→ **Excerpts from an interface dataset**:
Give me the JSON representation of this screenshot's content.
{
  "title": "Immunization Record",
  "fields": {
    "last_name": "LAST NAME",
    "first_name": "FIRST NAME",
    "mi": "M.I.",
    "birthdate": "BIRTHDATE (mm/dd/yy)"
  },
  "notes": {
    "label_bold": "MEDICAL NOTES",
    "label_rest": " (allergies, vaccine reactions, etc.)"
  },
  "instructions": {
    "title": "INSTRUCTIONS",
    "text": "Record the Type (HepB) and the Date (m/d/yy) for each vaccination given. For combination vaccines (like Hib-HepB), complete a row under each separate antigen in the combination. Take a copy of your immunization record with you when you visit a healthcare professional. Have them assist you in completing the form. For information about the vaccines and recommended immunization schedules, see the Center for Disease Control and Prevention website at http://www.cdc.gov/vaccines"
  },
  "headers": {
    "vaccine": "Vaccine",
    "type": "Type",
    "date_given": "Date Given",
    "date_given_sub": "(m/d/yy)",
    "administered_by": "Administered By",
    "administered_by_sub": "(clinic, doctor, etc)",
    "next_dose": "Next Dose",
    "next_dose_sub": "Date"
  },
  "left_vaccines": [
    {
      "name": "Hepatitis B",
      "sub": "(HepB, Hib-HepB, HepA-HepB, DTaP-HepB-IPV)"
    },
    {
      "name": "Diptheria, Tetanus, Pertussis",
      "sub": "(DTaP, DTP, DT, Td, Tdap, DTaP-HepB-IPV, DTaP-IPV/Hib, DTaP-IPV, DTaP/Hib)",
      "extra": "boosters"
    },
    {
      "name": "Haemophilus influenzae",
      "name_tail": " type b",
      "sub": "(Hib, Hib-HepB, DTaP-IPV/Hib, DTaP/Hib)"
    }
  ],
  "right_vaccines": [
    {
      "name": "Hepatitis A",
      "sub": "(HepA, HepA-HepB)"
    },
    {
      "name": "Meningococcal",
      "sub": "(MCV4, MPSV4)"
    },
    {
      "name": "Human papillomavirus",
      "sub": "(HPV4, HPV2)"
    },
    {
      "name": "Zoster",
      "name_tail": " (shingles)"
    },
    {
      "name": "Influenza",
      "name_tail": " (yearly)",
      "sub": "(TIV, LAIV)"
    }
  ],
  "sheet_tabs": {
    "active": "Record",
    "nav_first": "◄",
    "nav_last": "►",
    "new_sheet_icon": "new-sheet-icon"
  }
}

→ **How to complete this task**: Faithfully transcribe the whole of the data.

→ **Output of the task**:
Give me the JSON representation of this screenshot's content.
{
  "title": "Immunization Record",
  "fields": {
    "last_name": "LAST NAME",
    "first_name": "FIRST NAME",
    "mi": "M.I.",
    "birthdate": "BIRTHDATE (mm/dd/yy)"
  },
  "notes": {
    "label_bold": "MEDICAL NOTES",
    "label_rest": " (allergies, vaccine reactions, etc.)"
  },
  "instructions": {
    "title": "INSTRUCTIONS",
    "text": "Record the Type (HepB) and the Date (m/d/yy) for each vaccination given. For combination vaccines (like Hib-HepB), complete a row under each separate antigen in the combination. Take a copy of your immunization record with you when you visit a healthcare professional. Have them assist you in completing the form. For information about the vaccines and recommended immunization schedules, see the Center for Disease Control and Prevention website at http://www.cdc.gov/vaccines"
  },
  "headers": {
    "vaccine": "Vaccine",
    "type": "Type",
    "date_given": "Date Given",
    "date_given_sub": "(m/d/yy)",
    "administered_by": "Administered By",
    "administered_by_sub": "(clinic, doctor, etc)",
    "next_dose": "Next Dose",
    "next_dose_sub": "Date"
  },
  "left_vaccines": [
    {
      "name": "Hepatitis B",
      "sub": "(HepB, Hib-HepB, HepA-HepB, DTaP-HepB-IPV)"
    },
    {
      "name": "Diptheria, Tetanus, Pertussis",
      "sub": "(DTaP, DTP, DT, Td, Tdap, DTaP-HepB-IPV, DTaP-IPV/Hib, DTaP-IPV, DTaP/Hib)",
      "extra": "boosters"
    },
    {
      "name": "Haemophilus influenzae",
      "name_tail": " type b",
      "sub": "(Hib, Hib-HepB, DTaP-IPV/Hib, DTaP/Hib)"
    }
  ],
  "right_vaccines": [
    {
      "name": "Hepatitis A",
      "sub": "(HepA, HepA-HepB)"
    },
    {
      "name": "Meningococcal",
      "sub": "(MCV4, MPSV4)"
    },
    {
      "name": "Human papillomavirus",
      "sub": "(HPV4, HPV2)"
    },
    {
      "name": "Zoster",
      "name_tail": " (shingles)"
    },
    {
      "name": "Influenza",
      "name_tail": " (yearly)",
      "sub": "(TIV, LAIV)"
    }
  ],
  "sheet_tabs": {
    "active": "Record",
    "nav_first": "◄",
    "nav_last": "►",
    "new_sheet_icon": "new-sheet-icon"
  }
}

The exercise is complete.